## Given task
Rewrite the listing from its first line up to and including the line with "627, 114, 636]", substituting "anchor-node" for every "support-node" and leaving everything else unchanged.

## Spatial annotation listing
····················

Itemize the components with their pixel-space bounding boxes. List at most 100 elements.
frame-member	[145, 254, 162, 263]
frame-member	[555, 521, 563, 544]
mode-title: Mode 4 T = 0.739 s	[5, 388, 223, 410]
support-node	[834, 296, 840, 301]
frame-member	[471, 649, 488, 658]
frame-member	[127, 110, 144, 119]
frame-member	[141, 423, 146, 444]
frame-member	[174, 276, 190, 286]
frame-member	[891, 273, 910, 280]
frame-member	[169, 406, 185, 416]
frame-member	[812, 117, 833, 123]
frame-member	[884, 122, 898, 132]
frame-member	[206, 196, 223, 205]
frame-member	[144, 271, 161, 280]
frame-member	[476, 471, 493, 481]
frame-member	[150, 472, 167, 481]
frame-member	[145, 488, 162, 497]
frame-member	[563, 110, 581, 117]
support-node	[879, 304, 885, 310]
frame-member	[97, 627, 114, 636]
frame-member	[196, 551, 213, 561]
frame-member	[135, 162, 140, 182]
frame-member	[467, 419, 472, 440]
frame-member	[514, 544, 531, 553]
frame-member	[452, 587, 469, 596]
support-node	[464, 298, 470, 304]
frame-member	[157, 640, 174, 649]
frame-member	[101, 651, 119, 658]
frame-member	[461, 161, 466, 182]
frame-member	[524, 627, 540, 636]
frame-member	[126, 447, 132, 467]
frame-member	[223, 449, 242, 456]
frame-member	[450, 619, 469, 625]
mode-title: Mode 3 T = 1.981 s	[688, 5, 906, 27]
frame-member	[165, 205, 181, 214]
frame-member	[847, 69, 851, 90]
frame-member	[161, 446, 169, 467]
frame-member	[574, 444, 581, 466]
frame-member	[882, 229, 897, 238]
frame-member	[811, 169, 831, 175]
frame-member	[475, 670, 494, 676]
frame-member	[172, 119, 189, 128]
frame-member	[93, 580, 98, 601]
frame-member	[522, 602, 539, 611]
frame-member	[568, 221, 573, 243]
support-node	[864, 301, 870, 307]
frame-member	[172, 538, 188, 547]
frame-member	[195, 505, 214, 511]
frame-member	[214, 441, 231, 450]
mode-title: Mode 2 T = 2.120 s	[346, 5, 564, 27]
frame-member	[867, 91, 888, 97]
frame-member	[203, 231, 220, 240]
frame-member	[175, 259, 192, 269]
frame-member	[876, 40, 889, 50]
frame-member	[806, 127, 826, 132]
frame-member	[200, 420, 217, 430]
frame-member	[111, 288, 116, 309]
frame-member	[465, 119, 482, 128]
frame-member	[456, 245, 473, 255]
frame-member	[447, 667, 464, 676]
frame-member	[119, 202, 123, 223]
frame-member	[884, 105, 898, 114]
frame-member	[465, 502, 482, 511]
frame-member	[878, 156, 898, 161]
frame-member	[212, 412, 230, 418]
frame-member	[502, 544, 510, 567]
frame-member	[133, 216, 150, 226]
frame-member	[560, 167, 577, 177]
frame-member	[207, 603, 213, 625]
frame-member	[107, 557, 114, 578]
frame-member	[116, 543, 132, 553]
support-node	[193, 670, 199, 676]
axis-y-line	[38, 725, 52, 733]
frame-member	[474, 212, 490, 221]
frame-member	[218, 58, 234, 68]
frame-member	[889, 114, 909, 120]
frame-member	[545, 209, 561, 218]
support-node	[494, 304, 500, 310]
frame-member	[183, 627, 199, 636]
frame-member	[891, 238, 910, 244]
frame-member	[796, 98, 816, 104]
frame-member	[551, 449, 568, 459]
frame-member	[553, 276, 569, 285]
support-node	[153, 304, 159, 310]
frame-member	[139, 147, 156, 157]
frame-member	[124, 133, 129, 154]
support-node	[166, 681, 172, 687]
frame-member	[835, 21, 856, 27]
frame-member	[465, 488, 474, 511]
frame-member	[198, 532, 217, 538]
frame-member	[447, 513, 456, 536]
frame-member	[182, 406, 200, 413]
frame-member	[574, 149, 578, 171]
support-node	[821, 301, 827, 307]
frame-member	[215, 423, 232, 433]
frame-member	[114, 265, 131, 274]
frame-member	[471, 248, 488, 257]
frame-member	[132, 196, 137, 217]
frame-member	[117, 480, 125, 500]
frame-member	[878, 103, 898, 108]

····················

## Expected answer
Itemize the components with their pixel-space bounding boxes. List at most 100 elements.
frame-member	[145, 254, 162, 263]
frame-member	[555, 521, 563, 544]
mode-title: Mode 4 T = 0.739 s	[5, 388, 223, 410]
anchor-node	[834, 296, 840, 301]
frame-member	[471, 649, 488, 658]
frame-member	[127, 110, 144, 119]
frame-member	[141, 423, 146, 444]
frame-member	[174, 276, 190, 286]
frame-member	[891, 273, 910, 280]
frame-member	[169, 406, 185, 416]
frame-member	[812, 117, 833, 123]
frame-member	[884, 122, 898, 132]
frame-member	[206, 196, 223, 205]
frame-member	[144, 271, 161, 280]
frame-member	[476, 471, 493, 481]
frame-member	[150, 472, 167, 481]
frame-member	[145, 488, 162, 497]
frame-member	[563, 110, 581, 117]
anchor-node	[879, 304, 885, 310]
frame-member	[97, 627, 114, 636]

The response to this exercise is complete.